== Task requirements ==
Each entry must be given again exactly; images do not belong in the copy.

____________

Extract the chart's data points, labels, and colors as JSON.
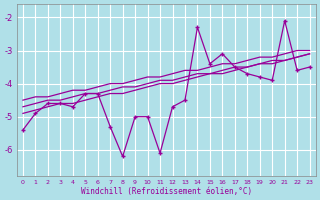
{
  "xlabel": "Windchill (Refroidissement éolien,°C)",
  "x": [
    0,
    1,
    2,
    3,
    4,
    5,
    6,
    7,
    8,
    9,
    10,
    11,
    12,
    13,
    14,
    15,
    16,
    17,
    18,
    19,
    20,
    21,
    22,
    23
  ],
  "y": [
    -5.4,
    -4.9,
    -4.6,
    -4.6,
    -4.7,
    -4.3,
    -4.3,
    -5.3,
    -6.2,
    -5.0,
    -5.0,
    -6.1,
    -4.7,
    -4.5,
    -2.3,
    -3.4,
    -3.1,
    -3.5,
    -3.7,
    -3.8,
    -3.9,
    -2.1,
    -3.6,
    -3.5
  ],
  "reg1": [
    -4.7,
    -4.6,
    -4.5,
    -4.5,
    -4.4,
    -4.3,
    -4.3,
    -4.2,
    -4.1,
    -4.1,
    -4.0,
    -3.9,
    -3.9,
    -3.8,
    -3.7,
    -3.7,
    -3.6,
    -3.5,
    -3.5,
    -3.4,
    -3.3,
    -3.3,
    -3.2,
    -3.1
  ],
  "reg2": [
    -4.9,
    -4.8,
    -4.7,
    -4.6,
    -4.6,
    -4.5,
    -4.4,
    -4.3,
    -4.3,
    -4.2,
    -4.1,
    -4.0,
    -4.0,
    -3.9,
    -3.8,
    -3.7,
    -3.7,
    -3.6,
    -3.5,
    -3.4,
    -3.4,
    -3.3,
    -3.2,
    -3.1
  ],
  "reg3": [
    -4.5,
    -4.4,
    -4.4,
    -4.3,
    -4.2,
    -4.2,
    -4.1,
    -4.0,
    -4.0,
    -3.9,
    -3.8,
    -3.8,
    -3.7,
    -3.6,
    -3.6,
    -3.5,
    -3.4,
    -3.4,
    -3.3,
    -3.2,
    -3.2,
    -3.1,
    -3.0,
    -3.0
  ],
  "line_color": "#990099",
  "bg_color": "#b0e0e8",
  "grid_color": "#ffffff",
  "ylim": [
    -6.8,
    -1.6
  ],
  "yticks": [
    -6,
    -5,
    -4,
    -3,
    -2
  ],
  "xlim": [
    -0.5,
    23.5
  ]
}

____________

== Response to the task ==
Extract the chart's data points, labels, and colors as JSON.
{
  "xlabel": "Windchill (Refroidissement éolien,°C)",
  "x": [
    0,
    1,
    2,
    3,
    4,
    5,
    6,
    7,
    8,
    9,
    10,
    11,
    12,
    13,
    14,
    15,
    16,
    17,
    18,
    19,
    20,
    21,
    22,
    23
  ],
  "y": [
    -5.4,
    -4.9,
    -4.6,
    -4.6,
    -4.7,
    -4.3,
    -4.3,
    -5.3,
    -6.2,
    -5.0,
    -5.0,
    -6.1,
    -4.7,
    -4.5,
    -2.3,
    -3.4,
    -3.1,
    -3.5,
    -3.7,
    -3.8,
    -3.9,
    -2.1,
    -3.6,
    -3.5
  ],
  "reg1": [
    -4.7,
    -4.6,
    -4.5,
    -4.5,
    -4.4,
    -4.3,
    -4.3,
    -4.2,
    -4.1,
    -4.1,
    -4.0,
    -3.9,
    -3.9,
    -3.8,
    -3.7,
    -3.7,
    -3.6,
    -3.5,
    -3.5,
    -3.4,
    -3.3,
    -3.3,
    -3.2,
    -3.1
  ],
  "reg2": [
    -4.9,
    -4.8,
    -4.7,
    -4.6,
    -4.6,
    -4.5,
    -4.4,
    -4.3,
    -4.3,
    -4.2,
    -4.1,
    -4.0,
    -4.0,
    -3.9,
    -3.8,
    -3.7,
    -3.7,
    -3.6,
    -3.5,
    -3.4,
    -3.4,
    -3.3,
    -3.2,
    -3.1
  ],
  "reg3": [
    -4.5,
    -4.4,
    -4.4,
    -4.3,
    -4.2,
    -4.2,
    -4.1,
    -4.0,
    -4.0,
    -3.9,
    -3.8,
    -3.8,
    -3.7,
    -3.6,
    -3.6,
    -3.5,
    -3.4,
    -3.4,
    -3.3,
    -3.2,
    -3.2,
    -3.1,
    -3.0,
    -3.0
  ],
  "line_color": "#990099",
  "bg_color": "#b0e0e8",
  "grid_color": "#ffffff",
  "ylim": [
    -6.8,
    -1.6
  ],
  "yticks": [
    -6,
    -5,
    -4,
    -3,
    -2
  ],
  "xlim": [
    -0.5,
    23.5
  ]
}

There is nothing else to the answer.